Ooo! A nice, meaty post!

> that players used to using compass directions might not be happy
> about being forced to type
> GO THROUGH BACK DOOR, or GO THROUGH LOW ARCHWAY when they could just
> type E or W.

Sounds like a tradeoff between extra mental load (memorizing which
compass directions links to which destinations) vs. extra typing.
David Fisher mentions abbreviating the destination names. The first
letter of each destination name could be bolded as a hint. Besides,
GO NORTH itself used to be canon before the abbreviation was.

> This doesn't read too badly, but it doesn't give any sense of the
> relative positions, directions, or orientations of anything. This

David Fisher wrote:
>At the risk of sounding heretical ... apart from the navigation issue, is it
>really necessary to provide the relative positions of everything? Does it
>ultimately matter if the player doesn't know if the living room east or west

Amen, David. We need more heresy 'round here.

> whereas in some instances it may be important to give the reader an
> idea of relative positions and orientations (in a detective mystery,

Then that's a genre convention, not an I-F one in general.

- **DATA**
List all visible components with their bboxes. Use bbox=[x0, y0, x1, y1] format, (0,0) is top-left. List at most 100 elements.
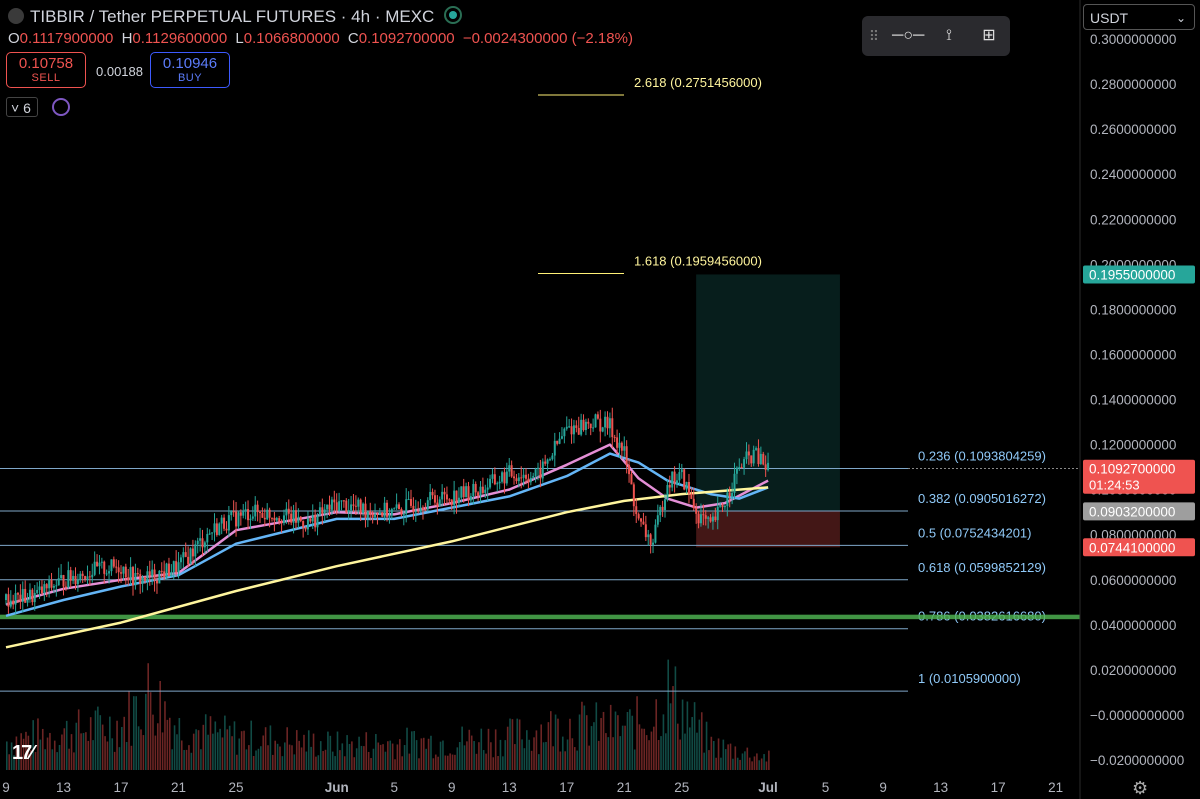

- **WRITTEN INSTRUCTION 1**
Answer these questions from the post about compass directions in interactive fiction.
(a) What does David Fisher mention doing with destination names?
(b) What could be bolded as a hint?
(c) In what kind of story does the quoted passage say it may be important to give the reader relative positions and orientations?
- **WRITTEN INSTRUCTION 2**
Carry on the post about compass directions in interactive fiction from the point where it stops.
The data on this page were taken from a separate source.

- **RESULT 1**
(a) Abbreviating them.
(b) The first letter of each destination name.
(c) A detective mystery.

- **RESULT 2**
> It may be that the sensibilities of people who find compass
> directions in rooms descriptions objectionable have been formed by
> reading (static) prose fiction.

Nope. It's the "WTF, I'm confused" yardstick we, including Jim's ex-
wife, are using. Compass directions for logical navigation is using a
different side of the brain than appreciating evocative phrasing and
its emotional attachments. Mixing the two easily produces cognitive
dissonance.

>> I take my hat off to those who can remember long strings of directions.

Ditto. But, like becoming a human calculator, I don't want to put in
the time to learn it myself.

> > broken, but in IF we've got to darned well /like/ the flaw and
> > think it's almost cute.

Ditto. I don't think veterans are aware of just how jarring North is
in a description, especially one that tries to set a mood. It's like
trying to work in a mention of how much each object in the room
weighs.

> I'm not 100% convinced by this. It's only self-evidently a flaw if
> we insist on judging the aesthetics of IF by the standards of other
> media

Again, us newbs are judging by our WTF response.

> me that the mechanics of compass navigation is any more likely to
> yank anyone back into the present when playing IF than is the
> mechanics of page-turning when reading a book.

How about if that book said "Please turn the page." at the bottom of
every page? And that sentence was worked, even skillfully, into the
prose at the bottom of every right-hand page?

> If the player is keeping a mental or paper map of the layout
> of an area,

Nobody makes maps of their video games anymore. Or of their D&D
campaign's dungeons. It's tedious and error-prone. I-F itself has
already taken quite a downturn in requiring that activity as well.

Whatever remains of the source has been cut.